Return the data exactly, with all pictures removed.
Start of Data provided
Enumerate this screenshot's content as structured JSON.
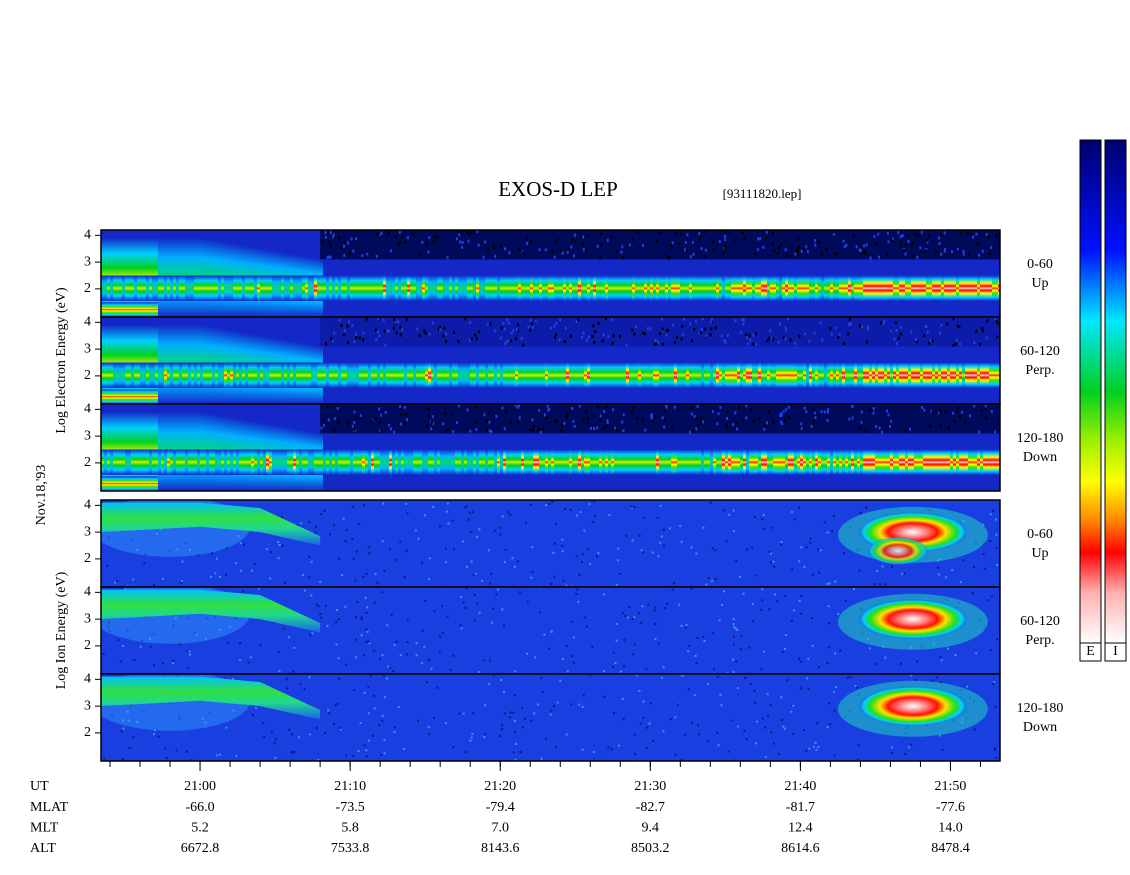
{
  "chart_data": {
    "type": "spectrogram",
    "title": "EXOS-D LEP",
    "subtitle": "[93111820.lep]",
    "date_label": "Nov.18,'93",
    "groups": [
      {
        "label": "Log Electron Energy (eV)",
        "panels": [
          {
            "label": "0-60",
            "sublabel": "Up"
          },
          {
            "label": "60-120",
            "sublabel": "Perp."
          },
          {
            "label": "120-180",
            "sublabel": "Down"
          }
        ]
      },
      {
        "label": "Log Ion Energy (eV)",
        "panels": [
          {
            "label": "0-60",
            "sublabel": "Up"
          },
          {
            "label": "60-120",
            "sublabel": "Perp."
          },
          {
            "label": "120-180",
            "sublabel": "Down"
          }
        ]
      }
    ],
    "ylim": [
      0.95,
      4.2
    ],
    "yticks": [
      2,
      3,
      4
    ],
    "xlabel": "UT",
    "xlim": [
      -6.6,
      53.3
    ],
    "xticks": [
      {
        "value": 0,
        "label": "21:00"
      },
      {
        "value": 10,
        "label": "21:10"
      },
      {
        "value": 20,
        "label": "21:20"
      },
      {
        "value": 30,
        "label": "21:30"
      },
      {
        "value": 40,
        "label": "21:40"
      },
      {
        "value": 50,
        "label": "21:50"
      }
    ],
    "rows": [
      {
        "name": "MLAT",
        "values": [
          -66,
          -73.5,
          -79.4,
          -82.7,
          -81.7,
          -77.6
        ],
        "value_labels": [
          "-66.0",
          "-73.5",
          "-79.4",
          "-82.7",
          "-81.7",
          "-77.6"
        ]
      },
      {
        "name": "MLT",
        "values": [
          5.2,
          5.8,
          7,
          9.4,
          12.4,
          14
        ],
        "value_labels": [
          "5.2",
          "5.8",
          "7.0",
          "9.4",
          "12.4",
          "14.0"
        ]
      },
      {
        "name": "ALT",
        "values": [
          6672.8,
          7533.8,
          8143.6,
          8503.2,
          8614.6,
          8478.4
        ],
        "value_labels": [
          "6672.8",
          "7533.8",
          "8143.6",
          "8503.2",
          "8614.6",
          "8478.4"
        ]
      }
    ],
    "colorbars": [
      "E",
      "I"
    ]
  }
}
End of Data provided
- [Correct output]:
Enumerate this screenshot's content as structured JSON.
{
  "chart_data": {
    "type": "spectrogram",
    "title": "EXOS-D LEP",
    "subtitle": "[93111820.lep]",
    "date_label": "Nov.18,'93",
    "groups": [
      {
        "label": "Log Electron Energy (eV)",
        "panels": [
          {
            "label": "0-60",
            "sublabel": "Up"
          },
          {
            "label": "60-120",
            "sublabel": "Perp."
          },
          {
            "label": "120-180",
            "sublabel": "Down"
          }
        ]
      },
      {
        "label": "Log Ion Energy (eV)",
        "panels": [
          {
            "label": "0-60",
            "sublabel": "Up"
          },
          {
            "label": "60-120",
            "sublabel": "Perp."
          },
          {
            "label": "120-180",
            "sublabel": "Down"
          }
        ]
      }
    ],
    "ylim": [
      0.95,
      4.2
    ],
    "yticks": [
      2,
      3,
      4
    ],
    "xlabel": "UT",
    "xlim": [
      -6.6,
      53.3
    ],
    "xticks": [
      {
        "value": 0,
        "label": "21:00"
      },
      {
        "value": 10,
        "label": "21:10"
      },
      {
        "value": 20,
        "label": "21:20"
      },
      {
        "value": 30,
        "label": "21:30"
      },
      {
        "value": 40,
        "label": "21:40"
      },
      {
        "value": 50,
        "label": "21:50"
      }
    ],
    "rows": [
      {
        "name": "MLAT",
        "values": [
          -66,
          -73.5,
          -79.4,
          -82.7,
          -81.7,
          -77.6
        ],
        "value_labels": [
          "-66.0",
          "-73.5",
          "-79.4",
          "-82.7",
          "-81.7",
          "-77.6"
        ]
      },
      {
        "name": "MLT",
        "values": [
          5.2,
          5.8,
          7,
          9.4,
          12.4,
          14
        ],
        "value_labels": [
          "5.2",
          "5.8",
          "7.0",
          "9.4",
          "12.4",
          "14.0"
        ]
      },
      {
        "name": "ALT",
        "values": [
          6672.8,
          7533.8,
          8143.6,
          8503.2,
          8614.6,
          8478.4
        ],
        "value_labels": [
          "6672.8",
          "7533.8",
          "8143.6",
          "8503.2",
          "8614.6",
          "8478.4"
        ]
      }
    ],
    "colorbars": [
      "E",
      "I"
    ]
  }
}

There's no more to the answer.